## Set task
Transcribe the entries below exactly; leave every image out.

## Record extracts
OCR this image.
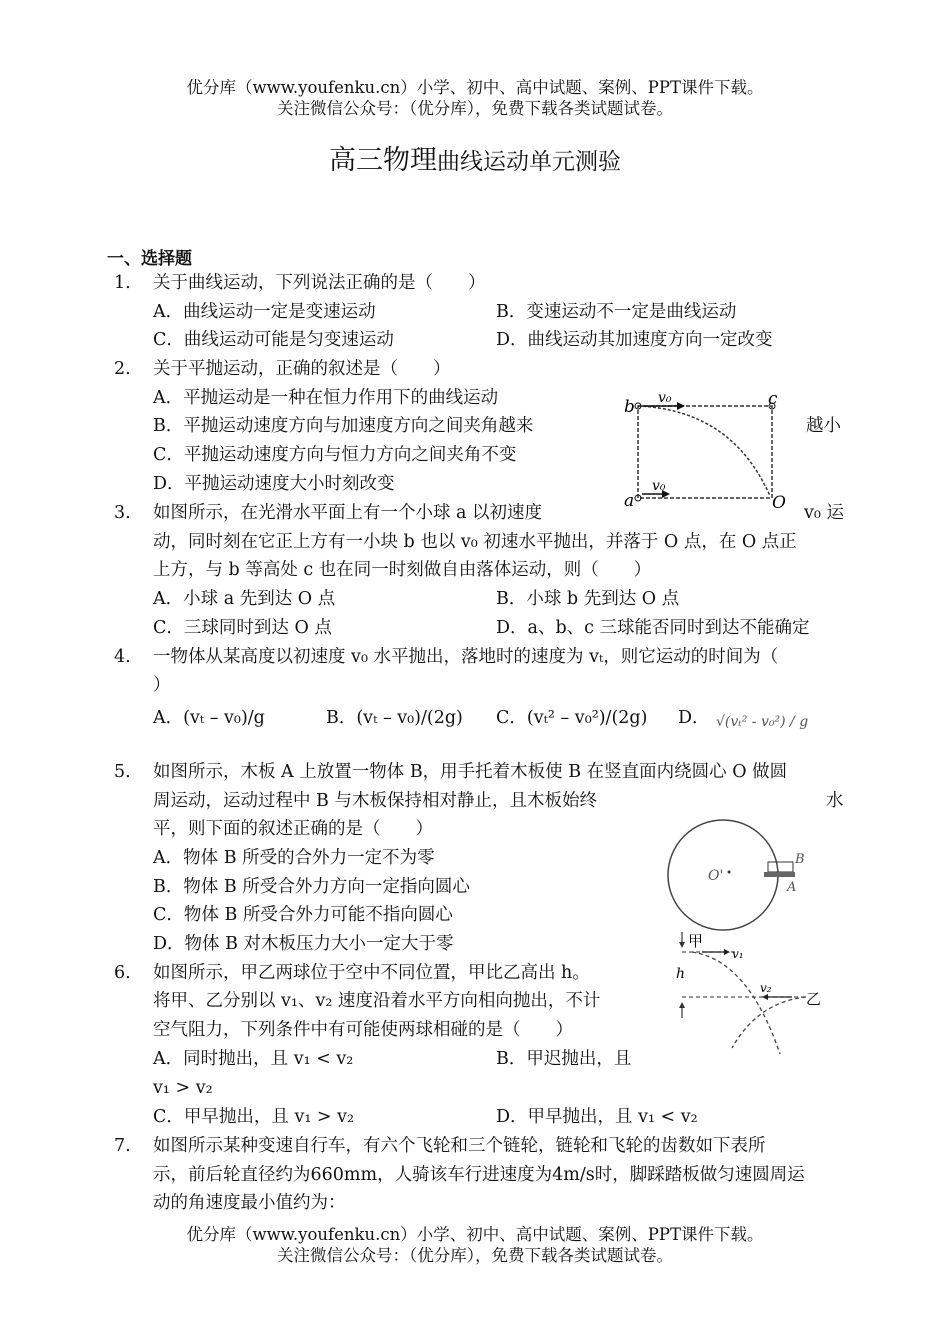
优分库（www.youfenku.cn）小学、初中、高中试题、案例、PPT课件下载。
关注微信公众号：（优分库），免费下载各类试题试卷。
高三物理曲线运动单元测验
一、选择题
1. 关于曲线运动，下列说法正确的是（　　）
A．曲线运动一定是变速运动	B．变速运动不一定是曲线运动
C．曲线运动可能是匀变速运动	D．曲线运动其加速度方向一定改变
2. 关于平抛运动，正确的叙述是（　　）
A．平抛运动是一种在恒力作用下的曲线运动
B．平抛运动速度方向与加速度方向之间夹角越来	越小
C．平抛运动速度方向与恒力方向之间夹角不变
D．平抛运动速度大小时刻改变
b	c
a	O
v₀
v₀
3. 如图所示，在光滑水平面上有一个小球 a 以初速度	v₀ 运
动，同时刻在它正上方有一小块 b 也以 v₀ 初速水平抛出，并落于 O 点，在 O 点正
上方，与 b 等高处 c 也在同一时刻做自由落体运动，则（　　）
A．小球 a 先到达 O 点	B．小球 b 先到达 O 点
C．三球同时到达 O 点	D．a、b、c 三球能否同时到达不能确定
4. 一物体从某高度以初速度 v₀ 水平抛出，落地时的速度为 vₜ，则它运动的时间为（
）
A．(vₜ – v₀)/g	B．(vₜ – v₀)/(2g) C．(vₜ² – v₀²)/(2g) D． √(vₜ² - v₀²) / g
5. 如图所示，木板 A 上放置一物体 B，用手托着木板使 B 在竖直面内绕圆心 O 做圆
周运动，运动过程中 B 与木板保持相对静止，且木板始终	水
平，则下面的叙述正确的是（　　）
A．物体 B 所受的合外力一定不为零
B．物体 B 所受合外力方向一定指向圆心
C．物体 B 所受合外力可能不指向圆心
D．物体 B 对木板压力大小一定大于零
O'
B
A
甲
v₁
h
v₂
乙
6. 如图所示，甲乙两球位于空中不同位置，甲比乙高出 h。
将甲、乙分别以 v₁、v₂ 速度沿着水平方向相向抛出，不计
空气阻力，下列条件中有可能使两球相碰的是（　　）
A．同时抛出，且 v₁ < v₂	B．甲迟抛出，且
v₁ > v₂
C．甲早抛出，且 v₁ > v₂	D．甲早抛出，且 v₁ < v₂
7. 如图所示某种变速自行车，有六个飞轮和三个链轮，链轮和飞轮的齿数如下表所
示，前后轮直径约为660mm，人骑该车行进速度为4m/s时，脚踩踏板做匀速圆周运
动的角速度最小值约为：
优分库（www.youfenku.cn）小学、初中、高中试题、案例、PPT课件下载。
关注微信公众号：（优分库），免费下载各类试题试卷。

## Final result
OCR this image.
优分库（www.youfenku.cn）小学、初中、高中试题、案例、PPT课件下载。
关注微信公众号：（优分库），免费下载各类试题试卷。
高三物理曲线运动单元测验
一、选择题
1. 关于曲线运动，下列说法正确的是（　　）
A．曲线运动一定是变速运动	B．变速运动不一定是曲线运动
C．曲线运动可能是匀变速运动	D．曲线运动其加速度方向一定改变
2. 关于平抛运动，正确的叙述是（　　）
A．平抛运动是一种在恒力作用下的曲线运动
B．平抛运动速度方向与加速度方向之间夹角越来	越小
C．平抛运动速度方向与恒力方向之间夹角不变
D．平抛运动速度大小时刻改变
b	c
a	O
v₀
v₀
3. 如图所示，在光滑水平面上有一个小球 a 以初速度	v₀ 运
动，同时刻在它正上方有一小块 b 也以 v₀ 初速水平抛出，并落于 O 点，在 O 点正
上方，与 b 等高处 c 也在同一时刻做自由落体运动，则（　　）
A．小球 a 先到达 O 点	B．小球 b 先到达 O 点
C．三球同时到达 O 点	D．a、b、c 三球能否同时到达不能确定
4. 一物体从某高度以初速度 v₀ 水平抛出，落地时的速度为 vₜ，则它运动的时间为（
）
A．(vₜ – v₀)/g	B．(vₜ – v₀)/(2g) C．(vₜ² – v₀²)/(2g) D． √(vₜ² - v₀²) / g
5. 如图所示，木板 A 上放置一物体 B，用手托着木板使 B 在竖直面内绕圆心 O 做圆
周运动，运动过程中 B 与木板保持相对静止，且木板始终	水
平，则下面的叙述正确的是（　　）
A．物体 B 所受的合外力一定不为零
B．物体 B 所受合外力方向一定指向圆心
C．物体 B 所受合外力可能不指向圆心
D．物体 B 对木板压力大小一定大于零
O'
B
A
甲
v₁
h
v₂
乙
6. 如图所示，甲乙两球位于空中不同位置，甲比乙高出 h。
将甲、乙分别以 v₁、v₂ 速度沿着水平方向相向抛出，不计
空气阻力，下列条件中有可能使两球相碰的是（　　）
A．同时抛出，且 v₁ < v₂	B．甲迟抛出，且
v₁ > v₂
C．甲早抛出，且 v₁ > v₂	D．甲早抛出，且 v₁ < v₂
7. 如图所示某种变速自行车，有六个飞轮和三个链轮，链轮和飞轮的齿数如下表所
示，前后轮直径约为660mm，人骑该车行进速度为4m/s时，脚踩踏板做匀速圆周运
动的角速度最小值约为：
优分库（www.youfenku.cn）小学、初中、高中试题、案例、PPT课件下载。
关注微信公众号：（优分库），免费下载各类试题试卷。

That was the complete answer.